(Dataset listings of figures)
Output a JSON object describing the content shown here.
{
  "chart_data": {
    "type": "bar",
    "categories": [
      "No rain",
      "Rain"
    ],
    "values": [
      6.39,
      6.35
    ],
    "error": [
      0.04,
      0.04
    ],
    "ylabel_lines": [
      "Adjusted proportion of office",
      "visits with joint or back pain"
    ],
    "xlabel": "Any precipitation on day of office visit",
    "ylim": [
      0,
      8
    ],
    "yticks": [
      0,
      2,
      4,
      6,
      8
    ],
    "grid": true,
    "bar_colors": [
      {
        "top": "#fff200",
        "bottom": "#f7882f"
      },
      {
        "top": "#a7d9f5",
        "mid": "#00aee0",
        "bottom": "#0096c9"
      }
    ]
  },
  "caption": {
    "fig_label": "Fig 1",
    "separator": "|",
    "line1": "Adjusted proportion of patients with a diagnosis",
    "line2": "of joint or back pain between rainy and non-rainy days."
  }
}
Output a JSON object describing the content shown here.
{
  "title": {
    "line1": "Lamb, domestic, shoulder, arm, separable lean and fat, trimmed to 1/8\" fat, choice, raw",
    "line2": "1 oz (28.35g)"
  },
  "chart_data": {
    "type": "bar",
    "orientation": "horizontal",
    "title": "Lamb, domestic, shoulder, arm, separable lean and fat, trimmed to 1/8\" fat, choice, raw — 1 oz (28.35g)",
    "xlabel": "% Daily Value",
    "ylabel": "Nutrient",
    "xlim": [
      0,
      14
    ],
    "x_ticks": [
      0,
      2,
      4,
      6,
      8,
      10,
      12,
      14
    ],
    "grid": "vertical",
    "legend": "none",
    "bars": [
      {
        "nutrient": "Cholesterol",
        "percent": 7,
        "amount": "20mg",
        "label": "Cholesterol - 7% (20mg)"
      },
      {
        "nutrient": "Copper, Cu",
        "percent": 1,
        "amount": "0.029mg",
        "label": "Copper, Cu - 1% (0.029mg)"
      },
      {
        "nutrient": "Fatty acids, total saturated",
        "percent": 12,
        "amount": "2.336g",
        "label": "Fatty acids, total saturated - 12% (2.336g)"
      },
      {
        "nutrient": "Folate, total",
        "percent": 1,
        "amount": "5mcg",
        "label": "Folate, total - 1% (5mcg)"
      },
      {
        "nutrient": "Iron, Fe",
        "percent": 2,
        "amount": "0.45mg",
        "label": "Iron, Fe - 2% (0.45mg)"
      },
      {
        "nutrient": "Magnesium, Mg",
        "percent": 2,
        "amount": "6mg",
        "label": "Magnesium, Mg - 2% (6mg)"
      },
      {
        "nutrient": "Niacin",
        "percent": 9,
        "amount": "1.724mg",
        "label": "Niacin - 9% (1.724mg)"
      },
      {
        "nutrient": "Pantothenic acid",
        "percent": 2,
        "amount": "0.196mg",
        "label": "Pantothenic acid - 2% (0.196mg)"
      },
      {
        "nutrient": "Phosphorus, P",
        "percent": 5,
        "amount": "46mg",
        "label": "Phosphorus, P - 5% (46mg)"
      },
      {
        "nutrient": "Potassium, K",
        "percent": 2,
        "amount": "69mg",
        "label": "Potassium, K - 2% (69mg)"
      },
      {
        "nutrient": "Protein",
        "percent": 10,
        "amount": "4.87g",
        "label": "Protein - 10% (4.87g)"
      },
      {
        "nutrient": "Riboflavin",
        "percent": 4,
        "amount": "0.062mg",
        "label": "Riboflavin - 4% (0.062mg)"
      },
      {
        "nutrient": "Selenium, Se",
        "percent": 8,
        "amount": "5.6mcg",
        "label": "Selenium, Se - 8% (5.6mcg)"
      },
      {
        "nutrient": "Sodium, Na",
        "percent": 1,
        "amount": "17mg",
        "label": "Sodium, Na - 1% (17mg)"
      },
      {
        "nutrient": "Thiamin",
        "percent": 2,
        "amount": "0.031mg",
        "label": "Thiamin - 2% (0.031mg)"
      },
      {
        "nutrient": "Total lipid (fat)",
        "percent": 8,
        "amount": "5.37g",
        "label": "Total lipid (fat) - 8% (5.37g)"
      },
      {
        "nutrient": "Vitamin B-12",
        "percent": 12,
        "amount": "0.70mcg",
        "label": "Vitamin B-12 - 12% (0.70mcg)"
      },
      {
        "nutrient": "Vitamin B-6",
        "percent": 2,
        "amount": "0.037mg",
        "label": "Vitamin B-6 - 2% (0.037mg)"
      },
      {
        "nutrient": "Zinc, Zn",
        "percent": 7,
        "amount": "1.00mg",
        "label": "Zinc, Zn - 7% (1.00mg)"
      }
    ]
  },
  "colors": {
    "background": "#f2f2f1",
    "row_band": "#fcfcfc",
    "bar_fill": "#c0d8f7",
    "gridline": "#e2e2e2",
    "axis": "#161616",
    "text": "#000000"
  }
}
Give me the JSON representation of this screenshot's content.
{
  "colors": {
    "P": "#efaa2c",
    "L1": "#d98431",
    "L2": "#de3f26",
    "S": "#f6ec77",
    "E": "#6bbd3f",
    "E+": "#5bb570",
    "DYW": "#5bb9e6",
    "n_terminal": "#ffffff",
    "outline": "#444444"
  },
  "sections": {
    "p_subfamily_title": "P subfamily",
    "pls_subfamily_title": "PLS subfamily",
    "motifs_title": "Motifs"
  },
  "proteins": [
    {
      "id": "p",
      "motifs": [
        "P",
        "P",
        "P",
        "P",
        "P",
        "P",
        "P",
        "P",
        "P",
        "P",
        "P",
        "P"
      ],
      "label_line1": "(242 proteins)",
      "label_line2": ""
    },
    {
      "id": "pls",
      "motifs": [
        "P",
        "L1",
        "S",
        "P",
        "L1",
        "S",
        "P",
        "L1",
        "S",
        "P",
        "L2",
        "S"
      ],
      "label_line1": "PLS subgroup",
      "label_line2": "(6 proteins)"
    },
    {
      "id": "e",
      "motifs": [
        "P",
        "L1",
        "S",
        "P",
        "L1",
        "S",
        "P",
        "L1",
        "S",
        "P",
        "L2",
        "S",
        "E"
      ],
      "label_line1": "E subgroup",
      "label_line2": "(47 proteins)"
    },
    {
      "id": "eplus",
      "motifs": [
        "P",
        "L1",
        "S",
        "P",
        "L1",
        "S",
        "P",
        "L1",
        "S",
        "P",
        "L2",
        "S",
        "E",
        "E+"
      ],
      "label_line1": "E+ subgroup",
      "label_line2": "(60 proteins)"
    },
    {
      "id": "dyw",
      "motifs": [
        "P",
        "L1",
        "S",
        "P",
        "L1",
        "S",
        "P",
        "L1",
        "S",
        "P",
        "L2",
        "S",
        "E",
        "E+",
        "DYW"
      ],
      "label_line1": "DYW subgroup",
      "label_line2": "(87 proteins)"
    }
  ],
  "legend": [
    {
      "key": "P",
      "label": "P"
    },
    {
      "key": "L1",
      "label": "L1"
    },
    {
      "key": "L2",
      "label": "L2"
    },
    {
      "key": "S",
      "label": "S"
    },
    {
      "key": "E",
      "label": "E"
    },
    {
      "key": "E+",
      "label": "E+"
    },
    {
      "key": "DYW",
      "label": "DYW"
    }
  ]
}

* TASK ITEM: Each entry shown above is to be duplicated exactly.

* ANSWER TO THE EXERCISE:
Output a JSON object describing the content shown here.
{
  "chart_data": {
    "type": "bar",
    "categories": [
      "No rain",
      "Rain"
    ],
    "values": [
      6.39,
      6.35
    ],
    "error": [
      0.04,
      0.04
    ],
    "ylabel_lines": [
      "Adjusted proportion of office",
      "visits with joint or back pain"
    ],
    "xlabel": "Any precipitation on day of office visit",
    "ylim": [
      0,
      8
    ],
    "yticks": [
      0,
      2,
      4,
      6,
      8
    ],
    "grid": true,
    "bar_colors": [
      {
        "top": "#fff200",
        "bottom": "#f7882f"
      },
      {
        "top": "#a7d9f5",
        "mid": "#00aee0",
        "bottom": "#0096c9"
      }
    ]
  },
  "caption": {
    "fig_label": "Fig 1",
    "separator": "|",
    "line1": "Adjusted proportion of patients with a diagnosis",
    "line2": "of joint or back pain between rainy and non-rainy days."
  }
}
Output a JSON object describing the content shown here.
{
  "title": {
    "line1": "Lamb, domestic, shoulder, arm, separable lean and fat, trimmed to 1/8\" fat, choice, raw",
    "line2": "1 oz (28.35g)"
  },
  "chart_data": {
    "type": "bar",
    "orientation": "horizontal",
    "title": "Lamb, domestic, shoulder, arm, separable lean and fat, trimmed to 1/8\" fat, choice, raw — 1 oz (28.35g)",
    "xlabel": "% Daily Value",
    "ylabel": "Nutrient",
    "xlim": [
      0,
      14
    ],
    "x_ticks": [
      0,
      2,
      4,
      6,
      8,
      10,
      12,
      14
    ],
    "grid": "vertical",
    "legend": "none",
    "bars": [
      {
        "nutrient": "Cholesterol",
        "percent": 7,
        "amount": "20mg",
        "label": "Cholesterol - 7% (20mg)"
      },
      {
        "nutrient": "Copper, Cu",
        "percent": 1,
        "amount": "0.029mg",
        "label": "Copper, Cu - 1% (0.029mg)"
      },
      {
        "nutrient": "Fatty acids, total saturated",
        "percent": 12,
        "amount": "2.336g",
        "label": "Fatty acids, total saturated - 12% (2.336g)"
      },
      {
        "nutrient": "Folate, total",
        "percent": 1,
        "amount": "5mcg",
        "label": "Folate, total - 1% (5mcg)"
      },
      {
        "nutrient": "Iron, Fe",
        "percent": 2,
        "amount": "0.45mg",
        "label": "Iron, Fe - 2% (0.45mg)"
      },
      {
        "nutrient": "Magnesium, Mg",
        "percent": 2,
        "amount": "6mg",
        "label": "Magnesium, Mg - 2% (6mg)"
      },
      {
        "nutrient": "Niacin",
        "percent": 9,
        "amount": "1.724mg",
        "label": "Niacin - 9% (1.724mg)"
      },
      {
        "nutrient": "Pantothenic acid",
        "percent": 2,
        "amount": "0.196mg",
        "label": "Pantothenic acid - 2% (0.196mg)"
      },
      {
        "nutrient": "Phosphorus, P",
        "percent": 5,
        "amount": "46mg",
        "label": "Phosphorus, P - 5% (46mg)"
      },
      {
        "nutrient": "Potassium, K",
        "percent": 2,
        "amount": "69mg",
        "label": "Potassium, K - 2% (69mg)"
      },
      {
        "nutrient": "Protein",
        "percent": 10,
        "amount": "4.87g",
        "label": "Protein - 10% (4.87g)"
      },
      {
        "nutrient": "Riboflavin",
        "percent": 4,
        "amount": "0.062mg",
        "label": "Riboflavin - 4% (0.062mg)"
      },
      {
        "nutrient": "Selenium, Se",
        "percent": 8,
        "amount": "5.6mcg",
        "label": "Selenium, Se - 8% (5.6mcg)"
      },
      {
        "nutrient": "Sodium, Na",
        "percent": 1,
        "amount": "17mg",
        "label": "Sodium, Na - 1% (17mg)"
      },
      {
        "nutrient": "Thiamin",
        "percent": 2,
        "amount": "0.031mg",
        "label": "Thiamin - 2% (0.031mg)"
      },
      {
        "nutrient": "Total lipid (fat)",
        "percent": 8,
        "amount": "5.37g",
        "label": "Total lipid (fat) - 8% (5.37g)"
      },
      {
        "nutrient": "Vitamin B-12",
        "percent": 12,
        "amount": "0.70mcg",
        "label": "Vitamin B-12 - 12% (0.70mcg)"
      },
      {
        "nutrient": "Vitamin B-6",
        "percent": 2,
        "amount": "0.037mg",
        "label": "Vitamin B-6 - 2% (0.037mg)"
      },
      {
        "nutrient": "Zinc, Zn",
        "percent": 7,
        "amount": "1.00mg",
        "label": "Zinc, Zn - 7% (1.00mg)"
      }
    ]
  },
  "colors": {
    "background": "#f2f2f1",
    "row_band": "#fcfcfc",
    "bar_fill": "#c0d8f7",
    "gridline": "#e2e2e2",
    "axis": "#161616",
    "text": "#000000"
  }
}
Give me the JSON representation of this screenshot's content.
{
  "colors": {
    "P": "#efaa2c",
    "L1": "#d98431",
    "L2": "#de3f26",
    "S": "#f6ec77",
    "E": "#6bbd3f",
    "E+": "#5bb570",
    "DYW": "#5bb9e6",
    "n_terminal": "#ffffff",
    "outline": "#444444"
  },
  "sections": {
    "p_subfamily_title": "P subfamily",
    "pls_subfamily_title": "PLS subfamily",
    "motifs_title": "Motifs"
  },
  "proteins": [
    {
      "id": "p",
      "motifs": [
        "P",
        "P",
        "P",
        "P",
        "P",
        "P",
        "P",
        "P",
        "P",
        "P",
        "P",
        "P"
      ],
      "label_line1": "(242 proteins)",
      "label_line2": ""
    },
    {
      "id": "pls",
      "motifs": [
        "P",
        "L1",
        "S",
        "P",
        "L1",
        "S",
        "P",
        "L1",
        "S",
        "P",
        "L2",
        "S"
      ],
      "label_line1": "PLS subgroup",
      "label_line2": "(6 proteins)"
    },
    {
      "id": "e",
      "motifs": [
        "P",
        "L1",
        "S",
        "P",
        "L1",
        "S",
        "P",
        "L1",
        "S",
        "P",
        "L2",
        "S",
        "E"
      ],
      "label_line1": "E subgroup",
      "label_line2": "(47 proteins)"
    },
    {
      "id": "eplus",
      "motifs": [
        "P",
        "L1",
        "S",
        "P",
        "L1",
        "S",
        "P",
        "L1",
        "S",
        "P",
        "L2",
        "S",
        "E",
        "E+"
      ],
      "label_line1": "E+ subgroup",
      "label_line2": "(60 proteins)"
    },
    {
      "id": "dyw",
      "motifs": [
        "P",
        "L1",
        "S",
        "P",
        "L1",
        "S",
        "P",
        "L1",
        "S",
        "P",
        "L2",
        "S",
        "E",
        "E+",
        "DYW"
      ],
      "label_line1": "DYW subgroup",
      "label_line2": "(87 proteins)"
    }
  ],
  "legend": [
    {
      "key": "P",
      "label": "P"
    },
    {
      "key": "L1",
      "label": "L1"
    },
    {
      "key": "L2",
      "label": "L2"
    },
    {
      "key": "S",
      "label": "S"
    },
    {
      "key": "E",
      "label": "E"
    },
    {
      "key": "E+",
      "label": "E+"
    },
    {
      "key": "DYW",
      "label": "DYW"
    }
  ]
}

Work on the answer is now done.